Print all of the entries exactly, minus the pictures.

───── Dataset extract ─────

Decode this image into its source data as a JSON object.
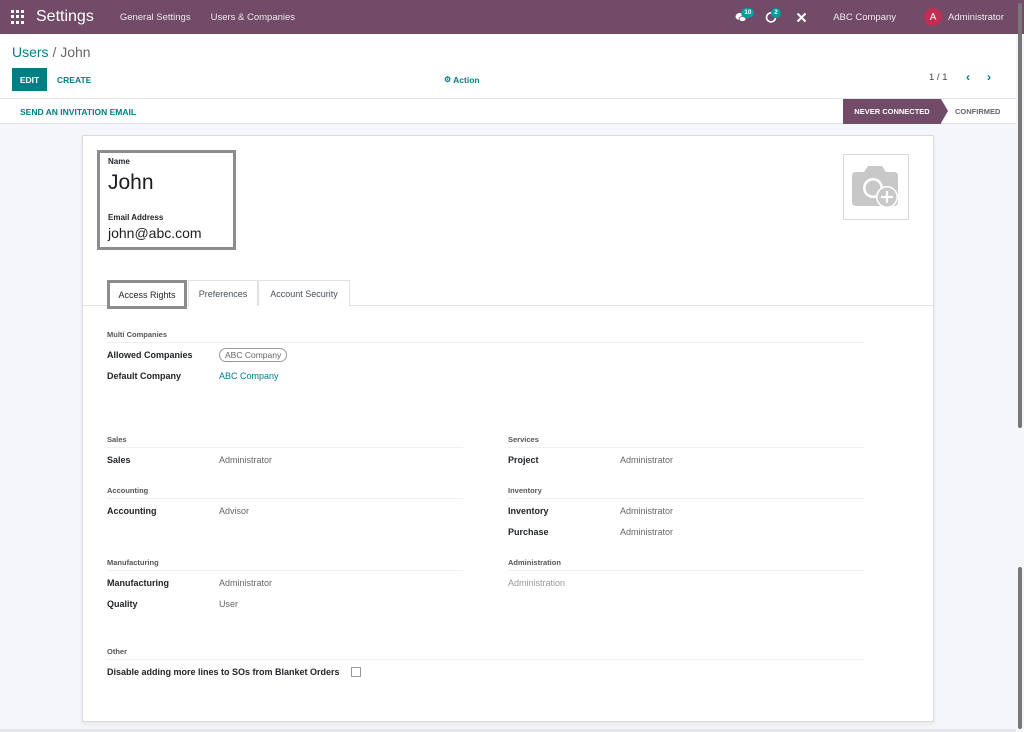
{
  "navbar": {
    "app_title": "Settings",
    "menus": [
      "General Settings",
      "Users & Companies"
    ],
    "messages_badge": "10",
    "activities_badge": "2",
    "company": "ABC Company",
    "user_initial": "A",
    "user_name": "Administrator"
  },
  "breadcrumb": {
    "parent": "Users",
    "separator": "/",
    "current": "John"
  },
  "control_panel": {
    "edit_label": "EDIT",
    "create_label": "CREATE",
    "action_label": "Action",
    "pager_value": "1 / 1"
  },
  "statusbar": {
    "invite_label": "SEND AN INVITATION EMAIL",
    "stages": [
      {
        "label": "NEVER CONNECTED",
        "active": true
      },
      {
        "label": "CONFIRMED",
        "active": false
      }
    ]
  },
  "form": {
    "name_label": "Name",
    "name_value": "John",
    "email_label": "Email Address",
    "email_value": "john@abc.com",
    "tabs": [
      "Access Rights",
      "Preferences",
      "Account Security"
    ],
    "active_tab": "Access Rights",
    "multi_companies": {
      "title": "Multi Companies",
      "allowed_label": "Allowed Companies",
      "allowed_tags": [
        "ABC Company"
      ],
      "default_label": "Default Company",
      "default_value": "ABC Company"
    },
    "sections": {
      "sales": {
        "title": "Sales",
        "rows": [
          {
            "label": "Sales",
            "value": "Administrator"
          }
        ]
      },
      "services": {
        "title": "Services",
        "rows": [
          {
            "label": "Project",
            "value": "Administrator"
          }
        ]
      },
      "accounting": {
        "title": "Accounting",
        "rows": [
          {
            "label": "Accounting",
            "value": "Advisor"
          }
        ]
      },
      "inventory": {
        "title": "Inventory",
        "rows": [
          {
            "label": "Inventory",
            "value": "Administrator"
          },
          {
            "label": "Purchase",
            "value": "Administrator"
          }
        ]
      },
      "manufacturing": {
        "title": "Manufacturing",
        "rows": [
          {
            "label": "Manufacturing",
            "value": "Administrator"
          },
          {
            "label": "Quality",
            "value": "User"
          }
        ]
      },
      "administration": {
        "title": "Administration",
        "rows": [
          {
            "label": "",
            "value": "Administration"
          }
        ]
      },
      "other": {
        "title": "Other",
        "rows": [
          {
            "label": "Disable adding more lines to SOs from Blanket Orders",
            "checked": false
          }
        ]
      }
    }
  },
  "colors": {
    "brand": "#714b67",
    "accent": "#017e84",
    "badge": "#00a09d",
    "avatar": "#c22e51"
  }
}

─────

■ In response
Decode this image into its source data as a JSON object.
{
  "navbar": {
    "app_title": "Settings",
    "menus": [
      "General Settings",
      "Users & Companies"
    ],
    "messages_badge": "10",
    "activities_badge": "2",
    "company": "ABC Company",
    "user_initial": "A",
    "user_name": "Administrator"
  },
  "breadcrumb": {
    "parent": "Users",
    "separator": "/",
    "current": "John"
  },
  "control_panel": {
    "edit_label": "EDIT",
    "create_label": "CREATE",
    "action_label": "Action",
    "pager_value": "1 / 1"
  },
  "statusbar": {
    "invite_label": "SEND AN INVITATION EMAIL",
    "stages": [
      {
        "label": "NEVER CONNECTED",
        "active": true
      },
      {
        "label": "CONFIRMED",
        "active": false
      }
    ]
  },
  "form": {
    "name_label": "Name",
    "name_value": "John",
    "email_label": "Email Address",
    "email_value": "john@abc.com",
    "tabs": [
      "Access Rights",
      "Preferences",
      "Account Security"
    ],
    "active_tab": "Access Rights",
    "multi_companies": {
      "title": "Multi Companies",
      "allowed_label": "Allowed Companies",
      "allowed_tags": [
        "ABC Company"
      ],
      "default_label": "Default Company",
      "default_value": "ABC Company"
    },
    "sections": {
      "sales": {
        "title": "Sales",
        "rows": [
          {
            "label": "Sales",
            "value": "Administrator"
          }
        ]
      },
      "services": {
        "title": "Services",
        "rows": [
          {
            "label": "Project",
            "value": "Administrator"
          }
        ]
      },
      "accounting": {
        "title": "Accounting",
        "rows": [
          {
            "label": "Accounting",
            "value": "Advisor"
          }
        ]
      },
      "inventory": {
        "title": "Inventory",
        "rows": [
          {
            "label": "Inventory",
            "value": "Administrator"
          },
          {
            "label": "Purchase",
            "value": "Administrator"
          }
        ]
      },
      "manufacturing": {
        "title": "Manufacturing",
        "rows": [
          {
            "label": "Manufacturing",
            "value": "Administrator"
          },
          {
            "label": "Quality",
            "value": "User"
          }
        ]
      },
      "administration": {
        "title": "Administration",
        "rows": [
          {
            "label": "",
            "value": "Administration"
          }
        ]
      },
      "other": {
        "title": "Other",
        "rows": [
          {
            "label": "Disable adding more lines to SOs from Blanket Orders",
            "checked": false
          }
        ]
      }
    }
  },
  "colors": {
    "brand": "#714b67",
    "accent": "#017e84",
    "badge": "#00a09d",
    "avatar": "#c22e51"
  }
}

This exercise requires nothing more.